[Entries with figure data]

====

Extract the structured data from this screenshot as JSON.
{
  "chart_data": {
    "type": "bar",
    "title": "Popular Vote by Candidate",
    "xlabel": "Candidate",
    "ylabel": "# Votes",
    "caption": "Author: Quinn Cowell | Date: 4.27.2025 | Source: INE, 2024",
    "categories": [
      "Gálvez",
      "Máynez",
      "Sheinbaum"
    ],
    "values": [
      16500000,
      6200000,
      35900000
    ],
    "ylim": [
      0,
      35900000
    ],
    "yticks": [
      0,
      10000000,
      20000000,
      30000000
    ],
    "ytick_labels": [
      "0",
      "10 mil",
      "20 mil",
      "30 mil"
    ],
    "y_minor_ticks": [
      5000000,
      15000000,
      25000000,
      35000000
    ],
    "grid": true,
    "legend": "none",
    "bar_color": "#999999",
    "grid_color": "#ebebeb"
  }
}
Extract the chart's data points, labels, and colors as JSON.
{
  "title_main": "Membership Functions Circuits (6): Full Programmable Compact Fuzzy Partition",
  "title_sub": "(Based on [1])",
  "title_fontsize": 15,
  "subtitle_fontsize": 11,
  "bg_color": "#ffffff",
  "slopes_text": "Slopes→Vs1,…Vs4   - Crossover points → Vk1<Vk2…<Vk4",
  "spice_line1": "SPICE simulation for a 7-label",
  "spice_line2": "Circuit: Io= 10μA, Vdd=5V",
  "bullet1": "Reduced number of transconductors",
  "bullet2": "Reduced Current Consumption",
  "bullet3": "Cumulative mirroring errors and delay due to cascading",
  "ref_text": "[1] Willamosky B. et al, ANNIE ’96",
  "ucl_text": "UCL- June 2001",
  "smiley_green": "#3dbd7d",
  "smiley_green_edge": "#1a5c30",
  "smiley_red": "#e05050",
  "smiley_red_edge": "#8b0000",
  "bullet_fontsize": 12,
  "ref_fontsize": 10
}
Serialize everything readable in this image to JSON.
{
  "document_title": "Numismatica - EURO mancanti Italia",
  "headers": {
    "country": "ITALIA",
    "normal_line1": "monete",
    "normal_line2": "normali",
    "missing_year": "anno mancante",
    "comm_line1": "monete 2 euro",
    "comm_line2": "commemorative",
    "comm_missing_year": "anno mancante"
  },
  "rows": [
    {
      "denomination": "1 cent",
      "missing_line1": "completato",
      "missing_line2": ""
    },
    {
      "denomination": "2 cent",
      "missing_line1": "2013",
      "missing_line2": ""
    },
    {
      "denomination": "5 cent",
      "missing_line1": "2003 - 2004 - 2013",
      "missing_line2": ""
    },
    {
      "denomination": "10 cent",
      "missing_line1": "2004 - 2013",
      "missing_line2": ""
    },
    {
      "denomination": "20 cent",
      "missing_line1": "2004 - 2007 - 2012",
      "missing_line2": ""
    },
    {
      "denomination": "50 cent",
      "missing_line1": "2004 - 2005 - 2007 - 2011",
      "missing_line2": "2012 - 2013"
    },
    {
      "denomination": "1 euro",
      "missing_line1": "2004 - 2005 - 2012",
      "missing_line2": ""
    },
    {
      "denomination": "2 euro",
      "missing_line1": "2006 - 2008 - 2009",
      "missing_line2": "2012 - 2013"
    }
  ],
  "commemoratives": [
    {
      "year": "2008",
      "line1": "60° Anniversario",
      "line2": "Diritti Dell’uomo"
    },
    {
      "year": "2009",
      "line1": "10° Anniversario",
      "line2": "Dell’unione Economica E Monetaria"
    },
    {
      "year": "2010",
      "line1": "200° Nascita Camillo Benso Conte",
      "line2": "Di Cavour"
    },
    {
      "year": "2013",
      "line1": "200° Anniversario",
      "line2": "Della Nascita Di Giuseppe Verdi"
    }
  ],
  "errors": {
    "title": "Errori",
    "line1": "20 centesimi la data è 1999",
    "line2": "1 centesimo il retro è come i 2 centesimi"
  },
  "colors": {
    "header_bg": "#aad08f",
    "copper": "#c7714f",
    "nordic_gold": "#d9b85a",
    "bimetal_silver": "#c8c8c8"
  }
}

====

## Short task:
Where does the word "anno" appear in the listing? List each line that holds it.

## Solution for this exercise:
    "missing_year": "anno mancante",
    "comm_missing_year": "anno mancante"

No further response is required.